# STATED EXERCISE
For each line below that contains the string "kind", copy that line.

# PROVIDED MATERIAL
==*==

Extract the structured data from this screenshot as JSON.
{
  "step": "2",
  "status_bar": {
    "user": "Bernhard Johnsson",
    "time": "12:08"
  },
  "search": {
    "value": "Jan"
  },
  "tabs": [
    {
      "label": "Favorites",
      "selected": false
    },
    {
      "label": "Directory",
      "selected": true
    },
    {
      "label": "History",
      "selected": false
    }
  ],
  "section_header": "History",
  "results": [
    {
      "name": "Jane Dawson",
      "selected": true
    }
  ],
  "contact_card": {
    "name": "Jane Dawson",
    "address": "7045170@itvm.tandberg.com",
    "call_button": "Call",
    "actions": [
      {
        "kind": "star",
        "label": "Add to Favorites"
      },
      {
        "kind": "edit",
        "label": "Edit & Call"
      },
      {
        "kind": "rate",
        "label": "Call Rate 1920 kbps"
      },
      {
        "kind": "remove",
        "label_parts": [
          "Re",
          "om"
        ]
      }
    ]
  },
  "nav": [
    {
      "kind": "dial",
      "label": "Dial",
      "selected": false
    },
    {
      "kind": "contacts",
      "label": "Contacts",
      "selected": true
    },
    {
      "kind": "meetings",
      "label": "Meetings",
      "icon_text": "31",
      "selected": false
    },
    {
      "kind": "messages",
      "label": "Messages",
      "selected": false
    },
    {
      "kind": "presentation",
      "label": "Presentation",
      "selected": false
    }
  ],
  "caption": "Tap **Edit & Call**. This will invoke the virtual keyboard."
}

==*==

# EXERCISE RESPONSE
        "kind": "star",
        "kind": "edit",
        "kind": "rate",
        "kind": "remove",
      "kind": "dial",
      "kind": "contacts",
      "kind": "meetings",
      "kind": "messages",
      "kind": "presentation",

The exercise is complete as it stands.